Without the pictures, print each of the records below exactly as it appears.

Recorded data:
Begin

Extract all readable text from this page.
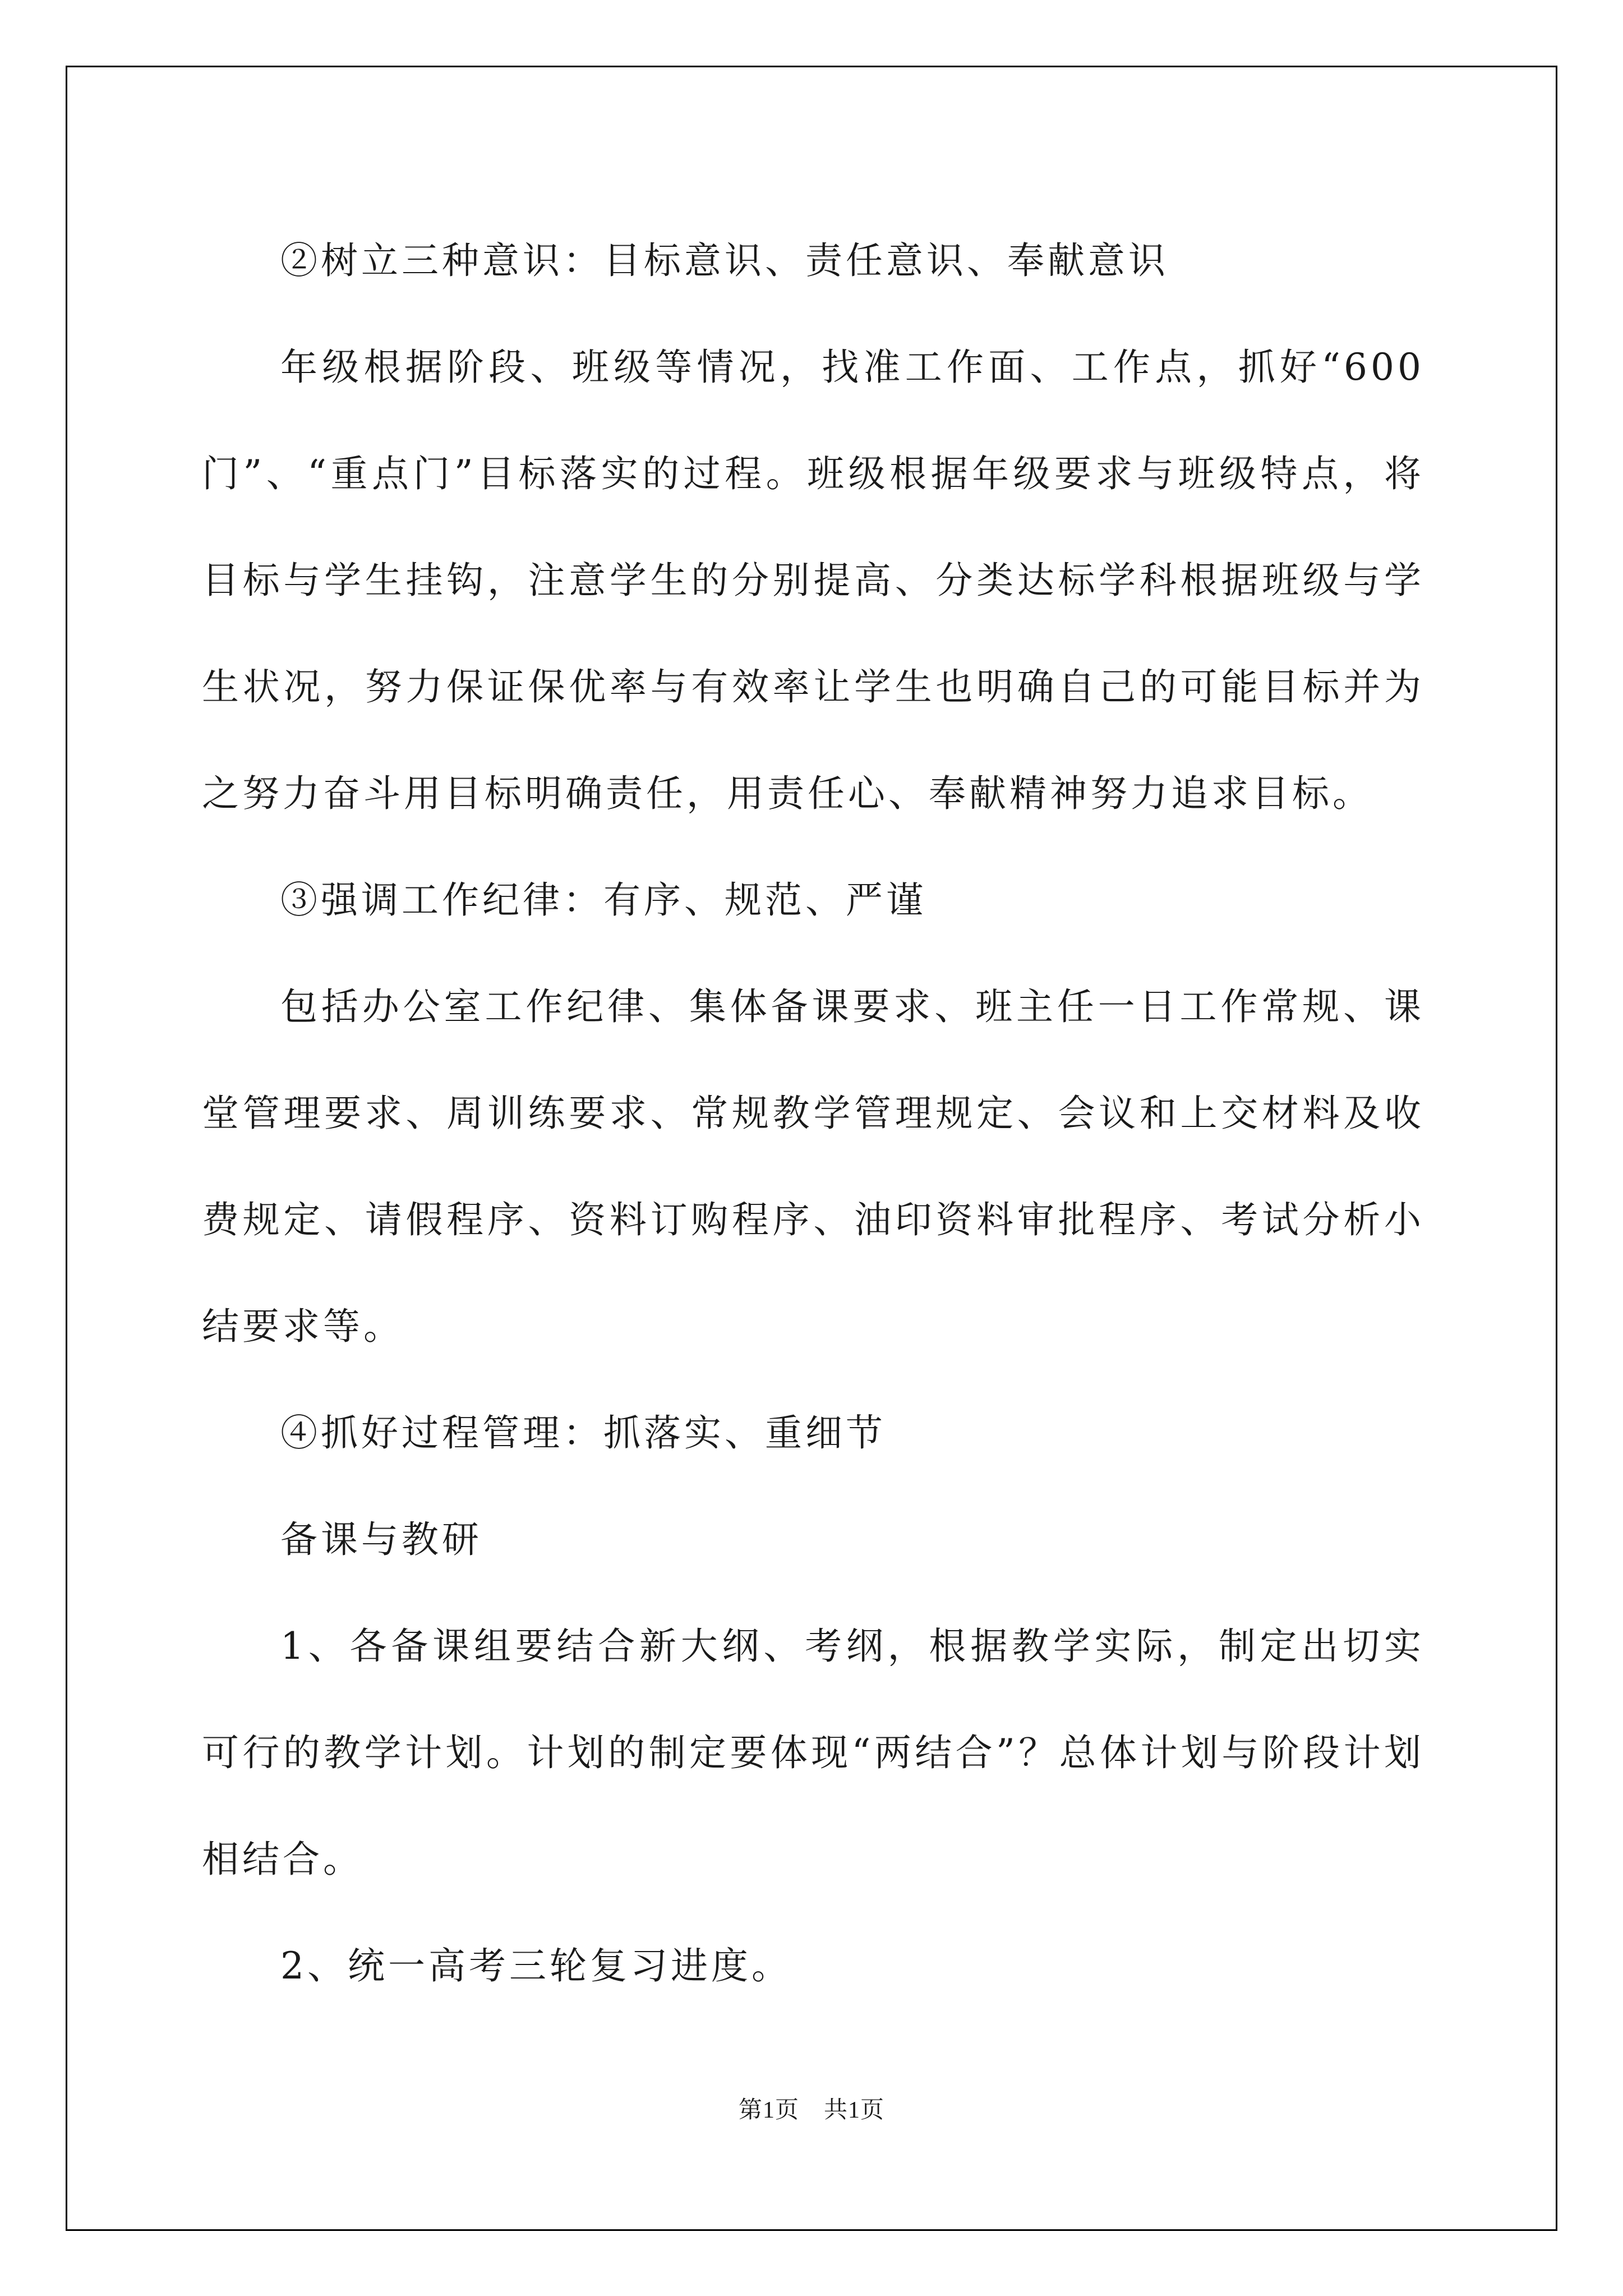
②树立三种意识：目标意识、责任意识、奉献意识

年级根据阶段、班级等情况，找准工作面、工作点，抓好“600门”、“重点门”目标落实的过程。班级根据年级要求与班级特点，将目标与学生挂钩，注意学生的分别提高、分类达标学科根据班级与学生状况，努力保证保优率与有效率让学生也明确自己的可能目标并为之努力奋斗用目标明确责任，用责任心、奉献精神努力追求目标。

③强调工作纪律：有序、规范、严谨

包括办公室工作纪律、集体备课要求、班主任一日工作常规、课堂管理要求、周训练要求、常规教学管理规定、会议和上交材料及收费规定、请假程序、资料订购程序、油印资料审批程序、考试分析小结要求等。

④抓好过程管理：抓落实、重细节

备课与教研

1、各备课组要结合新大纲、考纲，根据教学实际，制定出切实可行的教学计划。计划的制定要体现“两结合”？总体计划与阶段计划相结合。

2、统一高考三轮复习进度。

第1页 共1页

End

**WORKED ANSWER:**
Extract all readable text from this page.
②树立三种意识：目标意识、责任意识、奉献意识

年级根据阶段、班级等情况，找准工作面、工作点，抓好“600门”、“重点门”目标落实的过程。班级根据年级要求与班级特点，将目标与学生挂钩，注意学生的分别提高、分类达标学科根据班级与学生状况，努力保证保优率与有效率让学生也明确自己的可能目标并为之努力奋斗用目标明确责任，用责任心、奉献精神努力追求目标。

③强调工作纪律：有序、规范、严谨

包括办公室工作纪律、集体备课要求、班主任一日工作常规、课堂管理要求、周训练要求、常规教学管理规定、会议和上交材料及收费规定、请假程序、资料订购程序、油印资料审批程序、考试分析小结要求等。

④抓好过程管理：抓落实、重细节

备课与教研

1、各备课组要结合新大纲、考纲，根据教学实际，制定出切实可行的教学计划。计划的制定要体现“两结合”？总体计划与阶段计划相结合。

2、统一高考三轮复习进度。

第1页 共1页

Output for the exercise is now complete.